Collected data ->
○ ○ ○ ○ ○

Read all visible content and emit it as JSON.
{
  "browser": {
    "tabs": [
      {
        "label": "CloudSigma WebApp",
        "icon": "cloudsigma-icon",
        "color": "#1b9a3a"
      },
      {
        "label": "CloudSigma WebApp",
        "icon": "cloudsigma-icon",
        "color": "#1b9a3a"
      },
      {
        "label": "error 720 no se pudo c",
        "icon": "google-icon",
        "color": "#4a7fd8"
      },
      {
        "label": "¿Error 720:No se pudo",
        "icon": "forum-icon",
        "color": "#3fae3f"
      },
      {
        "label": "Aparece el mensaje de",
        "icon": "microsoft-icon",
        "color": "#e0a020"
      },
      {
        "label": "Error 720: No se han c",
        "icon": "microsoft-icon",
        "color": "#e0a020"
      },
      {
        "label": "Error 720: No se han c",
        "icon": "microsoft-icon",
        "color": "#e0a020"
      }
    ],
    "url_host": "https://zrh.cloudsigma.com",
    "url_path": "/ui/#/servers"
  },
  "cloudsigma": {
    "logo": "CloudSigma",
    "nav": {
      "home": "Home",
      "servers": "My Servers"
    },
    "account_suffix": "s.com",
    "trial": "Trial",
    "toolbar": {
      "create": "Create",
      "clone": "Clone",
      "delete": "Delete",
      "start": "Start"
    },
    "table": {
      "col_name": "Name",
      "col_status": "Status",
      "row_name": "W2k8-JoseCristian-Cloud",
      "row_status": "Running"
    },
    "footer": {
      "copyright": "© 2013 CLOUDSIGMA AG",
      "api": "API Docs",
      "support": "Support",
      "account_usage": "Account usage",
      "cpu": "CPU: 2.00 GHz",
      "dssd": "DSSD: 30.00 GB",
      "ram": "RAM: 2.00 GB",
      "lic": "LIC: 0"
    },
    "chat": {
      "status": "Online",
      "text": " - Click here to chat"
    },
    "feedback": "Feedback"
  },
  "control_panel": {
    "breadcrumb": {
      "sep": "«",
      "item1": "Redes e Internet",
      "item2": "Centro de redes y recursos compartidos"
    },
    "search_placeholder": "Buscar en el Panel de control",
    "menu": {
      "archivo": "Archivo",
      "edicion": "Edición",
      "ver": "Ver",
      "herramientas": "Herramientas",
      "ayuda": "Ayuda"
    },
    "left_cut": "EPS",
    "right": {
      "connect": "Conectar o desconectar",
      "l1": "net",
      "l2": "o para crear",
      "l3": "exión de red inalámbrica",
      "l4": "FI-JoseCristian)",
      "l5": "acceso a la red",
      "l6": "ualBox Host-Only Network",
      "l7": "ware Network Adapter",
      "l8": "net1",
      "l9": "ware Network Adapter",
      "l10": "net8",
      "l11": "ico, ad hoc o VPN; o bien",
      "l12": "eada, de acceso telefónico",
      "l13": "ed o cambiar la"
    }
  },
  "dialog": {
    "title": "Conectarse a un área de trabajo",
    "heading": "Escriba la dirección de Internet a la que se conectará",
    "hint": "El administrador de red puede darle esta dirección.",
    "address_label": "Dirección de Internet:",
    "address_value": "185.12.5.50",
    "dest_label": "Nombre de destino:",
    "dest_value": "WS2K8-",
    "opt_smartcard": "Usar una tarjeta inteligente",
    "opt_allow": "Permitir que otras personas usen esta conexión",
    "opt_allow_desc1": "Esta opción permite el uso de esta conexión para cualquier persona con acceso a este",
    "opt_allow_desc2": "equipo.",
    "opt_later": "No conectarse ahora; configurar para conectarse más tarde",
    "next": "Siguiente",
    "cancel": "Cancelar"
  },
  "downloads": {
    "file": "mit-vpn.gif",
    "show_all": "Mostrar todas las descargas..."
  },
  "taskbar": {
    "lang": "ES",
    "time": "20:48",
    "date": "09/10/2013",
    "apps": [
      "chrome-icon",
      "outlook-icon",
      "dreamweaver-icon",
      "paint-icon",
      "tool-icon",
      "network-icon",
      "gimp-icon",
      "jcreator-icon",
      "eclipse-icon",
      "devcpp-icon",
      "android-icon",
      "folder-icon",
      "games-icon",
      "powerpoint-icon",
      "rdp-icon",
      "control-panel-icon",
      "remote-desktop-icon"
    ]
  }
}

○ ○ ○ ○ ○

Directive -> Recite the full listing above exactly.

Full solution ->
Read all visible content and emit it as JSON.
{
  "browser": {
    "tabs": [
      {
        "label": "CloudSigma WebApp",
        "icon": "cloudsigma-icon",
        "color": "#1b9a3a"
      },
      {
        "label": "CloudSigma WebApp",
        "icon": "cloudsigma-icon",
        "color": "#1b9a3a"
      },
      {
        "label": "error 720 no se pudo c",
        "icon": "google-icon",
        "color": "#4a7fd8"
      },
      {
        "label": "¿Error 720:No se pudo",
        "icon": "forum-icon",
        "color": "#3fae3f"
      },
      {
        "label": "Aparece el mensaje de",
        "icon": "microsoft-icon",
        "color": "#e0a020"
      },
      {
        "label": "Error 720: No se han c",
        "icon": "microsoft-icon",
        "color": "#e0a020"
      },
      {
        "label": "Error 720: No se han c",
        "icon": "microsoft-icon",
        "color": "#e0a020"
      }
    ],
    "url_host": "https://zrh.cloudsigma.com",
    "url_path": "/ui/#/servers"
  },
  "cloudsigma": {
    "logo": "CloudSigma",
    "nav": {
      "home": "Home",
      "servers": "My Servers"
    },
    "account_suffix": "s.com",
    "trial": "Trial",
    "toolbar": {
      "create": "Create",
      "clone": "Clone",
      "delete": "Delete",
      "start": "Start"
    },
    "table": {
      "col_name": "Name",
      "col_status": "Status",
      "row_name": "W2k8-JoseCristian-Cloud",
      "row_status": "Running"
    },
    "footer": {
      "copyright": "© 2013 CLOUDSIGMA AG",
      "api": "API Docs",
      "support": "Support",
      "account_usage": "Account usage",
      "cpu": "CPU: 2.00 GHz",
      "dssd": "DSSD: 30.00 GB",
      "ram": "RAM: 2.00 GB",
      "lic": "LIC: 0"
    },
    "chat": {
      "status": "Online",
      "text": " - Click here to chat"
    },
    "feedback": "Feedback"
  },
  "control_panel": {
    "breadcrumb": {
      "sep": "«",
      "item1": "Redes e Internet",
      "item2": "Centro de redes y recursos compartidos"
    },
    "search_placeholder": "Buscar en el Panel de control",
    "menu": {
      "archivo": "Archivo",
      "edicion": "Edición",
      "ver": "Ver",
      "herramientas": "Herramientas",
      "ayuda": "Ayuda"
    },
    "left_cut": "EPS",
    "right": {
      "connect": "Conectar o desconectar",
      "l1": "net",
      "l2": "o para crear",
      "l3": "exión de red inalámbrica",
      "l4": "FI-JoseCristian)",
      "l5": "acceso a la red",
      "l6": "ualBox Host-Only Network",
      "l7": "ware Network Adapter",
      "l8": "net1",
      "l9": "ware Network Adapter",
      "l10": "net8",
      "l11": "ico, ad hoc o VPN; o bien",
      "l12": "eada, de acceso telefónico",
      "l13": "ed o cambiar la"
    }
  },
  "dialog": {
    "title": "Conectarse a un área de trabajo",
    "heading": "Escriba la dirección de Internet a la que se conectará",
    "hint": "El administrador de red puede darle esta dirección.",
    "address_label": "Dirección de Internet:",
    "address_value": "185.12.5.50",
    "dest_label": "Nombre de destino:",
    "dest_value": "WS2K8-",
    "opt_smartcard": "Usar una tarjeta inteligente",
    "opt_allow": "Permitir que otras personas usen esta conexión",
    "opt_allow_desc1": "Esta opción permite el uso de esta conexión para cualquier persona con acceso a este",
    "opt_allow_desc2": "equipo.",
    "opt_later": "No conectarse ahora; configurar para conectarse más tarde",
    "next": "Siguiente",
    "cancel": "Cancelar"
  },
  "downloads": {
    "file": "mit-vpn.gif",
    "show_all": "Mostrar todas las descargas..."
  },
  "taskbar": {
    "lang": "ES",
    "time": "20:48",
    "date": "09/10/2013",
    "apps": [
      "chrome-icon",
      "outlook-icon",
      "dreamweaver-icon",
      "paint-icon",
      "tool-icon",
      "network-icon",
      "gimp-icon",
      "jcreator-icon",
      "eclipse-icon",
      "devcpp-icon",
      "android-icon",
      "folder-icon",
      "games-icon",
      "powerpoint-icon",
      "rdp-icon",
      "control-panel-icon",
      "remote-desktop-icon"
    ]
  }
}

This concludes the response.